● **Dataset rows about figures**

::::::

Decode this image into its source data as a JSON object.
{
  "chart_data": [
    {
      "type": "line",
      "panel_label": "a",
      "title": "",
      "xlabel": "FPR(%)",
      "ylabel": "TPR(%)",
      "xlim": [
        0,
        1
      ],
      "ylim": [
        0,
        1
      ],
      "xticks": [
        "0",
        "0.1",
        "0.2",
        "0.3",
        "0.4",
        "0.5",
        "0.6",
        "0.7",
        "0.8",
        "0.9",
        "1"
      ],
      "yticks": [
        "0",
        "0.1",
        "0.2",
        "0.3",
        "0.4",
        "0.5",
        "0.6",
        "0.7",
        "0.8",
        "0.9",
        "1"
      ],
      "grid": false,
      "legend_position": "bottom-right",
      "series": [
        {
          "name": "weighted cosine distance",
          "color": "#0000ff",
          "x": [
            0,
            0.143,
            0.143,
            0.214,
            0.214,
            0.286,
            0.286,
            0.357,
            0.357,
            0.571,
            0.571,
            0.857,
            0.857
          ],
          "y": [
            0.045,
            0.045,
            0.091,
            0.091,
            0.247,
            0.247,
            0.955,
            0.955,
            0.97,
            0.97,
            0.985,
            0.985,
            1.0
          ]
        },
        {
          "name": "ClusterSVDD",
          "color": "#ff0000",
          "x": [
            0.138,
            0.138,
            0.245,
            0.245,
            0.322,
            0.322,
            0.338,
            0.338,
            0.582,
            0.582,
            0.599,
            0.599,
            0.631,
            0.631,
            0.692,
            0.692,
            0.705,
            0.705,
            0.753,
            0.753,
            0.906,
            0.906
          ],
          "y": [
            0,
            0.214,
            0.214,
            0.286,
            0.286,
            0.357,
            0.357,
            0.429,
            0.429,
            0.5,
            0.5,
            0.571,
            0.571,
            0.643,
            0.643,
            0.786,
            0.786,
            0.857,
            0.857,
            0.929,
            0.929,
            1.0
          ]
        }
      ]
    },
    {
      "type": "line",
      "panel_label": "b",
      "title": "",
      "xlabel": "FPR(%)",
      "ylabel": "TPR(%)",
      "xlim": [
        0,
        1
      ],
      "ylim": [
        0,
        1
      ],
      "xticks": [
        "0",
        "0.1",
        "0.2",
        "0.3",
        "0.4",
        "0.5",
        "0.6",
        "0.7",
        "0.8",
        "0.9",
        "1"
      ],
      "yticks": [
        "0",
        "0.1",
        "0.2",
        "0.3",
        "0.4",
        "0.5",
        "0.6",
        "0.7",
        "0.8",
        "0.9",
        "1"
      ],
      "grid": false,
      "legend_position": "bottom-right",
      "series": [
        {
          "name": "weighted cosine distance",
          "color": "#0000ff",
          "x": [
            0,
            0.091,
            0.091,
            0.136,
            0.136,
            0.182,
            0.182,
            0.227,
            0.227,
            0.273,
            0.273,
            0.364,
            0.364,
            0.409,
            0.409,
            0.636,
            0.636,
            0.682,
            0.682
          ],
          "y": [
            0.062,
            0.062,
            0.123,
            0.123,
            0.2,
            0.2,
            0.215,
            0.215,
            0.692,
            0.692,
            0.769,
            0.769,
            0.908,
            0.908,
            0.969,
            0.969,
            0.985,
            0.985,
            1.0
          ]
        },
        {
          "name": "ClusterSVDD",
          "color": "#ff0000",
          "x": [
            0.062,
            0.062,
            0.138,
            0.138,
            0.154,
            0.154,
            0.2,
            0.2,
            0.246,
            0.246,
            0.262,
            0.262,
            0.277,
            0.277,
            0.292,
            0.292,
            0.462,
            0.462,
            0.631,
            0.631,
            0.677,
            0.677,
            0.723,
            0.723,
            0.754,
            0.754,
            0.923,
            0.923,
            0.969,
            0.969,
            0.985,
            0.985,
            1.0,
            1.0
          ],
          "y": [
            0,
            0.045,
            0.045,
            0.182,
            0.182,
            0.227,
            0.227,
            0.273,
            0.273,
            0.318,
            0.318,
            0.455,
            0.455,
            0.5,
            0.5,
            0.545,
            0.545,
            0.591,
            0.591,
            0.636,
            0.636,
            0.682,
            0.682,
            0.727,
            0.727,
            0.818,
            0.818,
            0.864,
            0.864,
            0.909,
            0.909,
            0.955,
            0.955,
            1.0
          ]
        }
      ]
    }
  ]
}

::::::

● **Objective**
Using the entries above, please restate each one word for word.

● **Answer to this problem**
Decode this image into its source data as a JSON object.
{
  "chart_data": [
    {
      "type": "line",
      "panel_label": "a",
      "title": "",
      "xlabel": "FPR(%)",
      "ylabel": "TPR(%)",
      "xlim": [
        0,
        1
      ],
      "ylim": [
        0,
        1
      ],
      "xticks": [
        "0",
        "0.1",
        "0.2",
        "0.3",
        "0.4",
        "0.5",
        "0.6",
        "0.7",
        "0.8",
        "0.9",
        "1"
      ],
      "yticks": [
        "0",
        "0.1",
        "0.2",
        "0.3",
        "0.4",
        "0.5",
        "0.6",
        "0.7",
        "0.8",
        "0.9",
        "1"
      ],
      "grid": false,
      "legend_position": "bottom-right",
      "series": [
        {
          "name": "weighted cosine distance",
          "color": "#0000ff",
          "x": [
            0,
            0.143,
            0.143,
            0.214,
            0.214,
            0.286,
            0.286,
            0.357,
            0.357,
            0.571,
            0.571,
            0.857,
            0.857
          ],
          "y": [
            0.045,
            0.045,
            0.091,
            0.091,
            0.247,
            0.247,
            0.955,
            0.955,
            0.97,
            0.97,
            0.985,
            0.985,
            1.0
          ]
        },
        {
          "name": "ClusterSVDD",
          "color": "#ff0000",
          "x": [
            0.138,
            0.138,
            0.245,
            0.245,
            0.322,
            0.322,
            0.338,
            0.338,
            0.582,
            0.582,
            0.599,
            0.599,
            0.631,
            0.631,
            0.692,
            0.692,
            0.705,
            0.705,
            0.753,
            0.753,
            0.906,
            0.906
          ],
          "y": [
            0,
            0.214,
            0.214,
            0.286,
            0.286,
            0.357,
            0.357,
            0.429,
            0.429,
            0.5,
            0.5,
            0.571,
            0.571,
            0.643,
            0.643,
            0.786,
            0.786,
            0.857,
            0.857,
            0.929,
            0.929,
            1.0
          ]
        }
      ]
    },
    {
      "type": "line",
      "panel_label": "b",
      "title": "",
      "xlabel": "FPR(%)",
      "ylabel": "TPR(%)",
      "xlim": [
        0,
        1
      ],
      "ylim": [
        0,
        1
      ],
      "xticks": [
        "0",
        "0.1",
        "0.2",
        "0.3",
        "0.4",
        "0.5",
        "0.6",
        "0.7",
        "0.8",
        "0.9",
        "1"
      ],
      "yticks": [
        "0",
        "0.1",
        "0.2",
        "0.3",
        "0.4",
        "0.5",
        "0.6",
        "0.7",
        "0.8",
        "0.9",
        "1"
      ],
      "grid": false,
      "legend_position": "bottom-right",
      "series": [
        {
          "name": "weighted cosine distance",
          "color": "#0000ff",
          "x": [
            0,
            0.091,
            0.091,
            0.136,
            0.136,
            0.182,
            0.182,
            0.227,
            0.227,
            0.273,
            0.273,
            0.364,
            0.364,
            0.409,
            0.409,
            0.636,
            0.636,
            0.682,
            0.682
          ],
          "y": [
            0.062,
            0.062,
            0.123,
            0.123,
            0.2,
            0.2,
            0.215,
            0.215,
            0.692,
            0.692,
            0.769,
            0.769,
            0.908,
            0.908,
            0.969,
            0.969,
            0.985,
            0.985,
            1.0
          ]
        },
        {
          "name": "ClusterSVDD",
          "color": "#ff0000",
          "x": [
            0.062,
            0.062,
            0.138,
            0.138,
            0.154,
            0.154,
            0.2,
            0.2,
            0.246,
            0.246,
            0.262,
            0.262,
            0.277,
            0.277,
            0.292,
            0.292,
            0.462,
            0.462,
            0.631,
            0.631,
            0.677,
            0.677,
            0.723,
            0.723,
            0.754,
            0.754,
            0.923,
            0.923,
            0.969,
            0.969,
            0.985,
            0.985,
            1.0,
            1.0
          ],
          "y": [
            0,
            0.045,
            0.045,
            0.182,
            0.182,
            0.227,
            0.227,
            0.273,
            0.273,
            0.318,
            0.318,
            0.455,
            0.455,
            0.5,
            0.5,
            0.545,
            0.545,
            0.591,
            0.591,
            0.636,
            0.636,
            0.682,
            0.682,
            0.727,
            0.727,
            0.818,
            0.818,
            0.864,
            0.864,
            0.909,
            0.909,
            0.955,
            0.955,
            1.0
          ]
        }
      ]
    }
  ]
}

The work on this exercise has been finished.